Report the number of lines in the entries below that include the word "Vortag", and nothing else.

-- start Material provided --

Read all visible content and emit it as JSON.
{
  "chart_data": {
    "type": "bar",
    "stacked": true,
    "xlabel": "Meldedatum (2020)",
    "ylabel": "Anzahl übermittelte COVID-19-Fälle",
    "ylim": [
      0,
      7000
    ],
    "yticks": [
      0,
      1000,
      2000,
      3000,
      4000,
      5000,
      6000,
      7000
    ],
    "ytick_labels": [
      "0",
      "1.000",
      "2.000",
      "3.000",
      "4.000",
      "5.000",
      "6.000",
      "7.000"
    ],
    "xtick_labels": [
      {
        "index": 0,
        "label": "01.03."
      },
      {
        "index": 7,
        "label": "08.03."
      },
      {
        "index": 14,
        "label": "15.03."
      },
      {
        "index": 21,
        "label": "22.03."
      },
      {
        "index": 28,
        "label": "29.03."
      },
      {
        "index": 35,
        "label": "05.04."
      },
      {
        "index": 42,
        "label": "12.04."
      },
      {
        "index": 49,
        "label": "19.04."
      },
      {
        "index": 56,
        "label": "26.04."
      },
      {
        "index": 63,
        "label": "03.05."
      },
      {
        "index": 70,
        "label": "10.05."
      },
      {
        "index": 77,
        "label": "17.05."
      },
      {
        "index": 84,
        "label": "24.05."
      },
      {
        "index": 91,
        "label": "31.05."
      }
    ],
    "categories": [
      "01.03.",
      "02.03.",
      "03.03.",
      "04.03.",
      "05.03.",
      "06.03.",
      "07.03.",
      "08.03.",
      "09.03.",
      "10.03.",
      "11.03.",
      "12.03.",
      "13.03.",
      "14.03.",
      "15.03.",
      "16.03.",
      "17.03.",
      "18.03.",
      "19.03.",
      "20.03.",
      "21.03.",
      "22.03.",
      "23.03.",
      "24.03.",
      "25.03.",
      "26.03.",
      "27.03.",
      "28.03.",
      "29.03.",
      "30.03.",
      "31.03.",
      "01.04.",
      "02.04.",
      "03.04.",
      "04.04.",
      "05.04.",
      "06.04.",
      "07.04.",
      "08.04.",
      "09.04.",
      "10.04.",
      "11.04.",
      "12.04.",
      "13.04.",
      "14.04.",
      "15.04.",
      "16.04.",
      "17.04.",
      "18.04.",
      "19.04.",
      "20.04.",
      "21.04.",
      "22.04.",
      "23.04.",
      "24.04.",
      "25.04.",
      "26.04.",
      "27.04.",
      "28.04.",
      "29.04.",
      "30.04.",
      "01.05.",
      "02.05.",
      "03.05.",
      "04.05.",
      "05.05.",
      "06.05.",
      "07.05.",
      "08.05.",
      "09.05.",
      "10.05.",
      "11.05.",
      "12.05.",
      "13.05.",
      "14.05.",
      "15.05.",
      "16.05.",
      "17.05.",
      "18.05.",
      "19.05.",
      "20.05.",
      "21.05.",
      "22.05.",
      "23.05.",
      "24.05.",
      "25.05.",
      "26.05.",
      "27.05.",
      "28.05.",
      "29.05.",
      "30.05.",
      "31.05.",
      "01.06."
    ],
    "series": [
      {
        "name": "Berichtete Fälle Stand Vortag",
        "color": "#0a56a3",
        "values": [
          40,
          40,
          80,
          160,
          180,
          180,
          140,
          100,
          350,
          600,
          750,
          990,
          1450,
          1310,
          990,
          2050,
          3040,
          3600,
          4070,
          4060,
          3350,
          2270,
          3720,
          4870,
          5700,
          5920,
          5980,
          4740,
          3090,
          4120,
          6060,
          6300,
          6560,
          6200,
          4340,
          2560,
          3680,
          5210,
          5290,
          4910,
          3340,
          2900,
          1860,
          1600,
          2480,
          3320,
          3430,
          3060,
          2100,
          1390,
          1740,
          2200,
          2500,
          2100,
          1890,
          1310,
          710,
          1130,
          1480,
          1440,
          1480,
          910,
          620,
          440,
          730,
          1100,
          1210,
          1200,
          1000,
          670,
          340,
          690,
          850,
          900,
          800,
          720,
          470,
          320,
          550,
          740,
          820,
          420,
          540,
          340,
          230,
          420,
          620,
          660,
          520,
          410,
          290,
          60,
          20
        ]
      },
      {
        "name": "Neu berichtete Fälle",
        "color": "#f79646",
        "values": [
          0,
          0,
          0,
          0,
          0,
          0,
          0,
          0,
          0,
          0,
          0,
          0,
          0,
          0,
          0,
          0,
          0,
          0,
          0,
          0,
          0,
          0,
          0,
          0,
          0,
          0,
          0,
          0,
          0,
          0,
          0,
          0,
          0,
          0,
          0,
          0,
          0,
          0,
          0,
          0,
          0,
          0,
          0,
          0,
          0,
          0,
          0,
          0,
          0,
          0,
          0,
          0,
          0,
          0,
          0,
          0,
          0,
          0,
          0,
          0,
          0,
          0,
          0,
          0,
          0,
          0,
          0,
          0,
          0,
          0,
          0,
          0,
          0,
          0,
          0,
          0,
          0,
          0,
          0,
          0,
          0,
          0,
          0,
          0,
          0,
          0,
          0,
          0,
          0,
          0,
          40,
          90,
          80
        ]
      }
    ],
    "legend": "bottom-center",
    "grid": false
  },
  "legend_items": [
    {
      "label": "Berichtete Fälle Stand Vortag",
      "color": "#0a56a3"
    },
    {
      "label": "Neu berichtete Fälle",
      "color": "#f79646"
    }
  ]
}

-- end Material provided --

» **Completed exercise**: 2